- _What to do_: Repeat, exactly and in full, the lines of the listing below, but without any pictures.

(begin)

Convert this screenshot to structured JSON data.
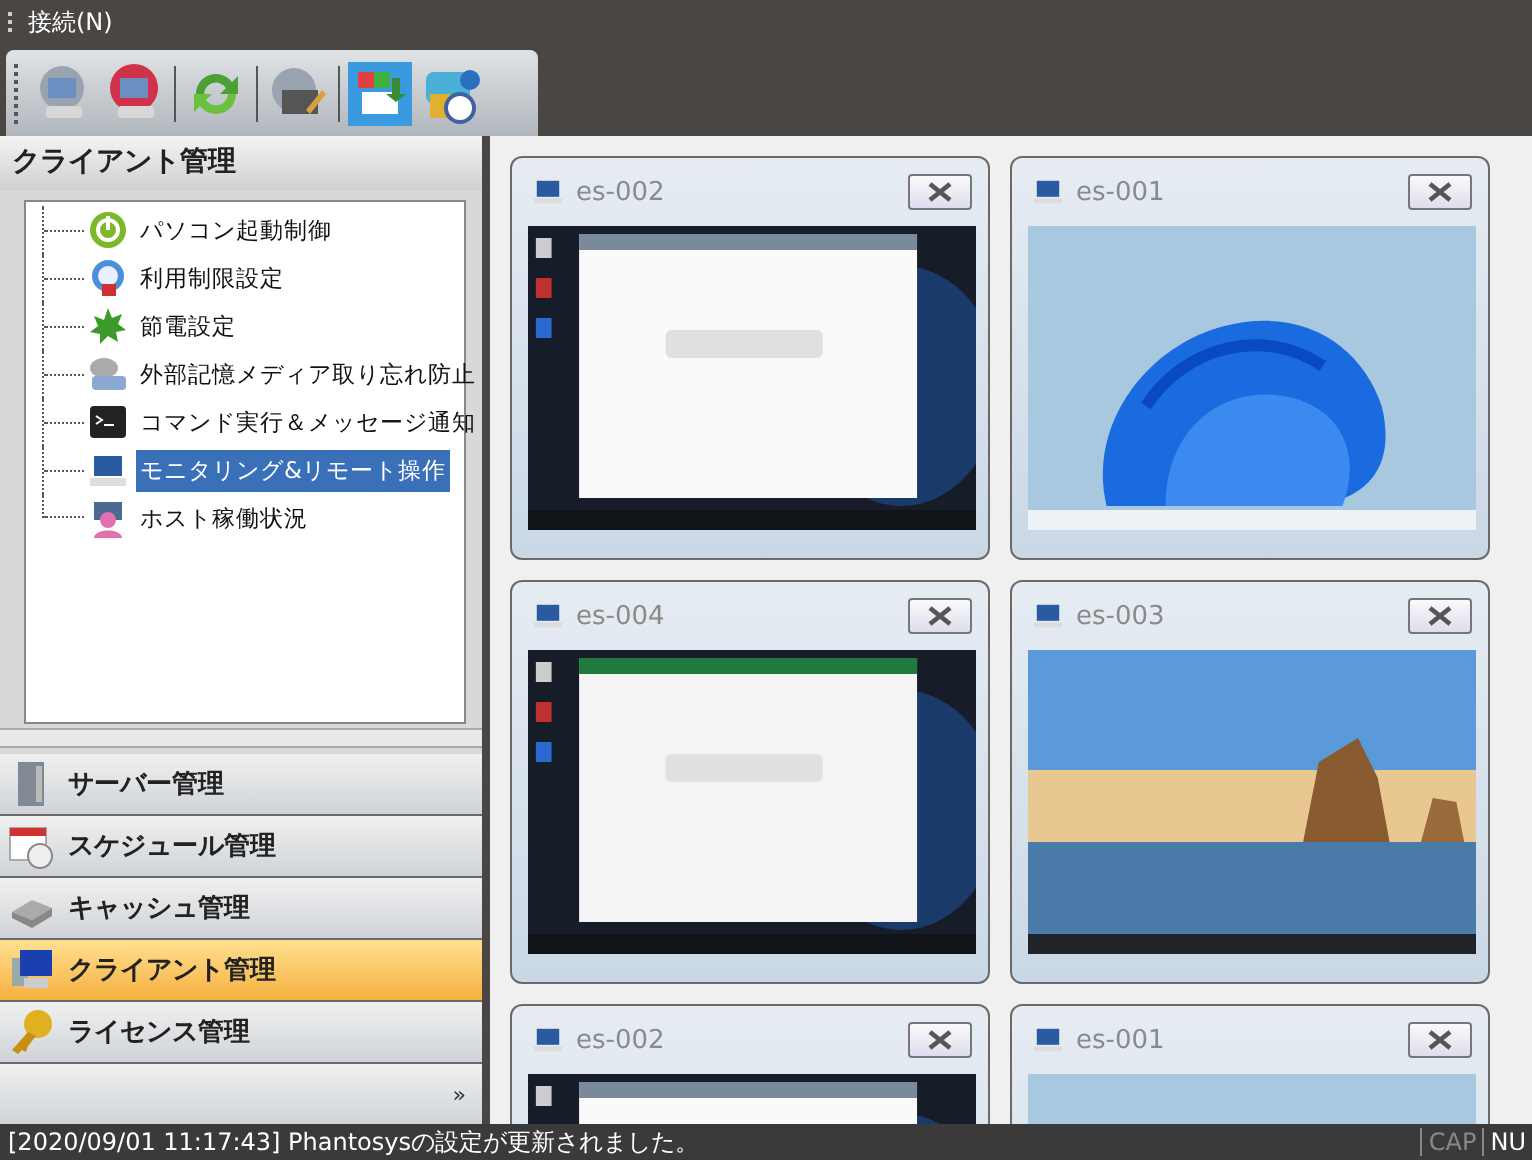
{
  "menu": [
    {
      "label": "接続(N)"
    }
  ],
  "panel": {
    "title": "クライアント管理",
    "tree": [
      {
        "label": "パソコン起動制御",
        "selected": false
      },
      {
        "label": "利用制限設定",
        "selected": false
      },
      {
        "label": "節電設定",
        "selected": false
      },
      {
        "label": "外部記憶メディア取り忘れ防止",
        "selected": false
      },
      {
        "label": "コマンド実行＆メッセージ通知",
        "selected": false
      },
      {
        "label": "モニタリング&リモート操作",
        "selected": true
      },
      {
        "label": "ホスト稼働状況",
        "selected": false
      }
    ]
  },
  "nav": [
    {
      "label": "サーバー管理",
      "selected": false
    },
    {
      "label": "スケジュール管理",
      "selected": false
    },
    {
      "label": "キャッシュ管理",
      "selected": false
    },
    {
      "label": "クライアント管理",
      "selected": true
    },
    {
      "label": "ライセンス管理",
      "selected": false
    }
  ],
  "nav_more": "»",
  "screens": [
    {
      "name": "es-002",
      "kind": "picture"
    },
    {
      "name": "es-001",
      "kind": "picture"
    },
    {
      "name": "es-004",
      "kind": "picture"
    },
    {
      "name": "es-003",
      "kind": "picture"
    },
    {
      "name": "es-002",
      "kind": "picture"
    },
    {
      "name": "es-001",
      "kind": "picture"
    }
  ],
  "status_bar": {
    "message": "[2020/09/01 11:17:43] Phantosysの設定が更新されました。",
    "indicators": [
      {
        "label": "CAP",
        "on": false
      },
      {
        "label": "NU",
        "on": true
      }
    ]
  }
}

(end)

- _Exercise result_:
Convert this screenshot to structured JSON data.
{
  "menu": [
    {
      "label": "接続(N)"
    }
  ],
  "panel": {
    "title": "クライアント管理",
    "tree": [
      {
        "label": "パソコン起動制御",
        "selected": false
      },
      {
        "label": "利用制限設定",
        "selected": false
      },
      {
        "label": "節電設定",
        "selected": false
      },
      {
        "label": "外部記憶メディア取り忘れ防止",
        "selected": false
      },
      {
        "label": "コマンド実行＆メッセージ通知",
        "selected": false
      },
      {
        "label": "モニタリング&リモート操作",
        "selected": true
      },
      {
        "label": "ホスト稼働状況",
        "selected": false
      }
    ]
  },
  "nav": [
    {
      "label": "サーバー管理",
      "selected": false
    },
    {
      "label": "スケジュール管理",
      "selected": false
    },
    {
      "label": "キャッシュ管理",
      "selected": false
    },
    {
      "label": "クライアント管理",
      "selected": true
    },
    {
      "label": "ライセンス管理",
      "selected": false
    }
  ],
  "nav_more": "»",
  "screens": [
    {
      "name": "es-002",
      "kind": "picture"
    },
    {
      "name": "es-001",
      "kind": "picture"
    },
    {
      "name": "es-004",
      "kind": "picture"
    },
    {
      "name": "es-003",
      "kind": "picture"
    },
    {
      "name": "es-002",
      "kind": "picture"
    },
    {
      "name": "es-001",
      "kind": "picture"
    }
  ],
  "status_bar": {
    "message": "[2020/09/01 11:17:43] Phantosysの設定が更新されました。",
    "indicators": [
      {
        "label": "CAP",
        "on": false
      },
      {
        "label": "NU",
        "on": true
      }
    ]
  }
}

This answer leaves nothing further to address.